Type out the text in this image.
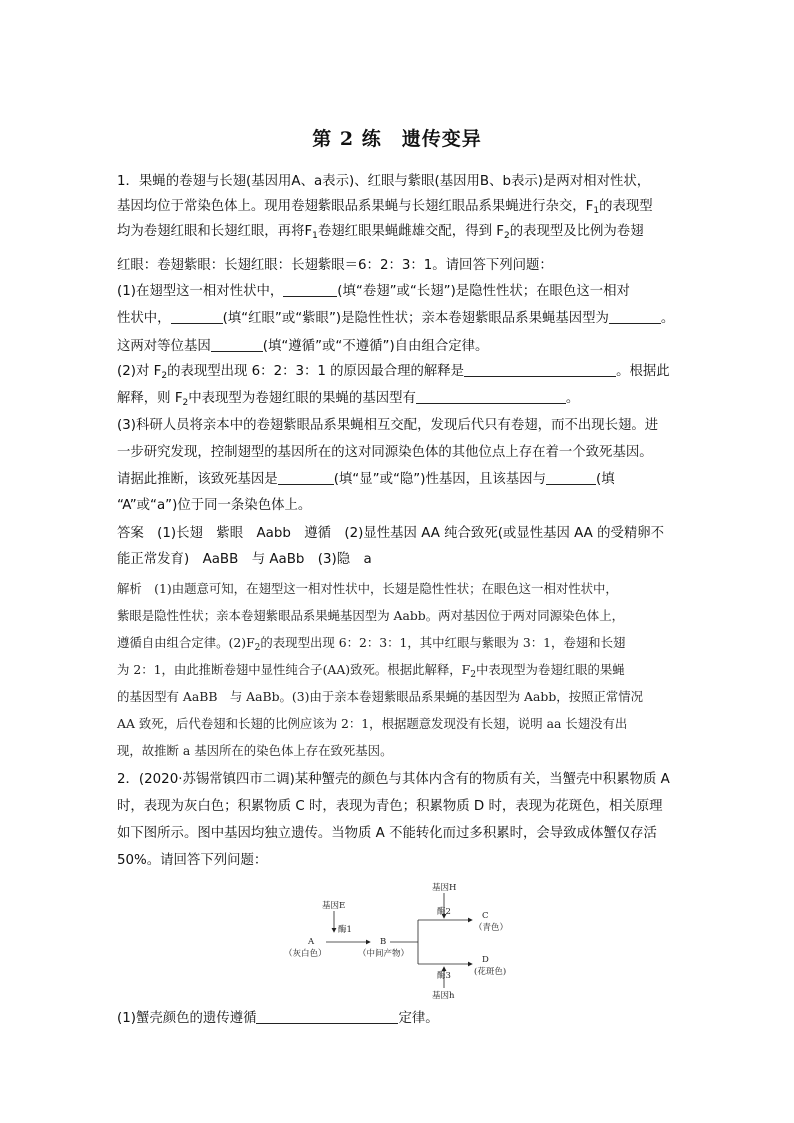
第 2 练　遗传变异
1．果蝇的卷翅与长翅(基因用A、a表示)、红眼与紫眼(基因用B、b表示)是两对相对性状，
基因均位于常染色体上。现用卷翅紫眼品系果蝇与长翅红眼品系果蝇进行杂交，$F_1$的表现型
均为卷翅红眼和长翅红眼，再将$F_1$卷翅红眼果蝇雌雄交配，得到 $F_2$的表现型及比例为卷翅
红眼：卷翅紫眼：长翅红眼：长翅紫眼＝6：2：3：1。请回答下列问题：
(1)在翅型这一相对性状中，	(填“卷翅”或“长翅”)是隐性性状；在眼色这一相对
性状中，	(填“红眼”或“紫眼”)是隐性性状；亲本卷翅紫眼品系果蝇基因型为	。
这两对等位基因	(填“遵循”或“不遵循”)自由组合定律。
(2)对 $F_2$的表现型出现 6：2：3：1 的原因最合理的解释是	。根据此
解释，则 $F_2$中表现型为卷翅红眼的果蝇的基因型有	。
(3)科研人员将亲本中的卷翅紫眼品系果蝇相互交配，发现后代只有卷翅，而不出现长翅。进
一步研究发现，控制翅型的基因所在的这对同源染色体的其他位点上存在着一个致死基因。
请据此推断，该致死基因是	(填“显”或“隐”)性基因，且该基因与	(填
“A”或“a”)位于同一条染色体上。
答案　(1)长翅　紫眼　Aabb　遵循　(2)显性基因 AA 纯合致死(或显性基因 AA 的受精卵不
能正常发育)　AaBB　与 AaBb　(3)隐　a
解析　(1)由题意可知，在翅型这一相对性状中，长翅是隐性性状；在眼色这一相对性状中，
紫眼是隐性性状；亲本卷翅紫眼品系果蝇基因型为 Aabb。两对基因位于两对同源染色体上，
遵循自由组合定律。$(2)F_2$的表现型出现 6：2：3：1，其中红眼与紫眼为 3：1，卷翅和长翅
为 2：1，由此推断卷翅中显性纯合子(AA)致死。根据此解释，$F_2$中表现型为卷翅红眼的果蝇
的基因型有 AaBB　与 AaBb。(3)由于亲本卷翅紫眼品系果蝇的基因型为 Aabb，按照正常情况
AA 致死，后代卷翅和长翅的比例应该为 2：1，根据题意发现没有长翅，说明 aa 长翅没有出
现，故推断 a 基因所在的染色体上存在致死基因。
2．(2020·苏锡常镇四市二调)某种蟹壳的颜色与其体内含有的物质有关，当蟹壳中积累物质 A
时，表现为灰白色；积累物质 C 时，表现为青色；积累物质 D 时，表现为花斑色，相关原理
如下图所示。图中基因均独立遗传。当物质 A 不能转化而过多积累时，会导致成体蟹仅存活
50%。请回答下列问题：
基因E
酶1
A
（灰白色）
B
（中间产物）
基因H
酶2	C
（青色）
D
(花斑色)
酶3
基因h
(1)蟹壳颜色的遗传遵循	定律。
- - - - - - -
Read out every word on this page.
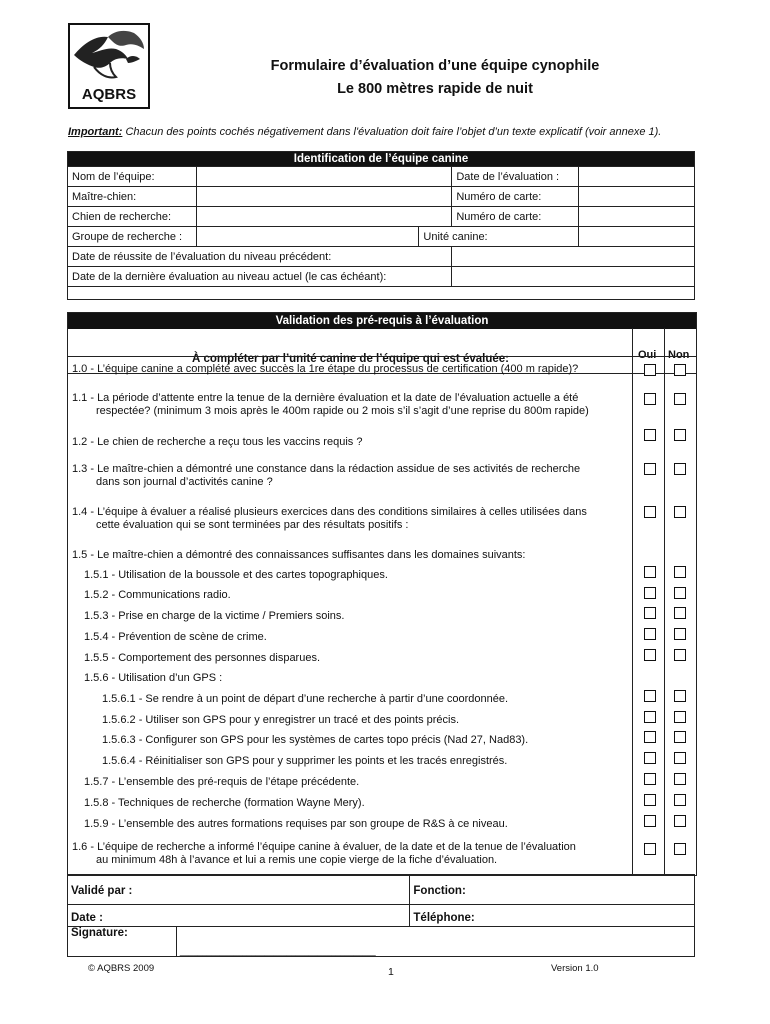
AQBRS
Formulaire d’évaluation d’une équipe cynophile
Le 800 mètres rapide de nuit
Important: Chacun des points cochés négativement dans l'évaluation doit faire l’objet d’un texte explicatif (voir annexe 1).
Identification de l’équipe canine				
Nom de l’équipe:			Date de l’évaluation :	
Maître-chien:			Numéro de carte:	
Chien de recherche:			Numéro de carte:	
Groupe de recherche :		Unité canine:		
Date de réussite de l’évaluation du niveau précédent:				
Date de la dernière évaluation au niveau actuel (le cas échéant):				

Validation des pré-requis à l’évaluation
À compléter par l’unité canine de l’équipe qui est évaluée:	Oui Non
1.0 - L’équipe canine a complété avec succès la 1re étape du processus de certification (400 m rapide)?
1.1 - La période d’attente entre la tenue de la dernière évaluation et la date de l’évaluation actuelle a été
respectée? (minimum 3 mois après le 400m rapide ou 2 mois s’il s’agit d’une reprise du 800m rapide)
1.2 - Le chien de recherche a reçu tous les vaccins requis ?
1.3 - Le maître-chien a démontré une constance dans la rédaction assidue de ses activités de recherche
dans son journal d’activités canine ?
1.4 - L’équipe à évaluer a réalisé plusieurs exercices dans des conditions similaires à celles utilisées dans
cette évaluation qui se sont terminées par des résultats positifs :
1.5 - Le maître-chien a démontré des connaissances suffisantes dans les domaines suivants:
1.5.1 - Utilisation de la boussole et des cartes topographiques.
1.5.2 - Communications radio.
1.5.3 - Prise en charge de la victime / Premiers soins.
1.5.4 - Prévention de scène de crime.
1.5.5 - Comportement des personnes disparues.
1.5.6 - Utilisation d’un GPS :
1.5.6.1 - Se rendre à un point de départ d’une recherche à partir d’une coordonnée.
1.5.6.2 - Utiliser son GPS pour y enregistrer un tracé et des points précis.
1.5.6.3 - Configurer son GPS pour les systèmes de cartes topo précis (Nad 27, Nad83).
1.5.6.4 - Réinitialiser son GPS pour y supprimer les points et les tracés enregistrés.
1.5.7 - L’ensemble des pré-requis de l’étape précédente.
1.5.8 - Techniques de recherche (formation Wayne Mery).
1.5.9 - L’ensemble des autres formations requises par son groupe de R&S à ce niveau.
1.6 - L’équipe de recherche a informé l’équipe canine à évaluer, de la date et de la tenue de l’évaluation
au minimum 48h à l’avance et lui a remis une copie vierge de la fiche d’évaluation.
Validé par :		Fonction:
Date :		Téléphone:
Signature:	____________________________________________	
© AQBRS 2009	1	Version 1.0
- - - - - - -
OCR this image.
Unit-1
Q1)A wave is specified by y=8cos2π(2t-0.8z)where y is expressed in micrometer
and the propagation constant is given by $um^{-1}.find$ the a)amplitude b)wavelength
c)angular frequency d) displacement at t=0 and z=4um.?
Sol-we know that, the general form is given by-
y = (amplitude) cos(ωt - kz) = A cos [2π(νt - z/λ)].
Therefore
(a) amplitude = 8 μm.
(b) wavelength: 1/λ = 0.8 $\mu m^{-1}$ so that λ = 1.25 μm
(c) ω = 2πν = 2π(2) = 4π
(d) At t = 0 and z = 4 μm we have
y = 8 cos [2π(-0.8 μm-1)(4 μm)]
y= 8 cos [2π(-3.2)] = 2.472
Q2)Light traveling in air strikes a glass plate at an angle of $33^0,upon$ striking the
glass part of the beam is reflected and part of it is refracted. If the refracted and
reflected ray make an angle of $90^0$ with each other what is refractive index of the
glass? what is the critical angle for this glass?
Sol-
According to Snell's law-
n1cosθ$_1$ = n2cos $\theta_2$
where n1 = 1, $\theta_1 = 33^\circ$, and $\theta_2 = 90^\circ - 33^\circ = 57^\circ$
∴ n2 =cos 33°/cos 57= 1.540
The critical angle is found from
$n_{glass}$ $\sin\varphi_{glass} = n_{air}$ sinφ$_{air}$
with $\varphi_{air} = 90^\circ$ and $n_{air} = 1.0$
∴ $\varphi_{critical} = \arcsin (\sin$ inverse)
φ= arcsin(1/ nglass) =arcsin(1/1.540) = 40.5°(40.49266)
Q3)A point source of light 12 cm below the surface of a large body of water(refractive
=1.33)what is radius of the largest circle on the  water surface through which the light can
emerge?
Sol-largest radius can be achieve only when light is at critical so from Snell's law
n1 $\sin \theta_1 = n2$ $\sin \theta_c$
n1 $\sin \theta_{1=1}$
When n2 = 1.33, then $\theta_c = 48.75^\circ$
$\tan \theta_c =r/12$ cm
- - - - - - -
* [Task details] Look through the data above. Copy every line with the string "that" in it.

* [Answer to the problem]
Sol-we know that, the general form is given by-
(b) wavelength: 1/λ = 0.8 $\mu m^{-1}$ so that λ = 1.25 μm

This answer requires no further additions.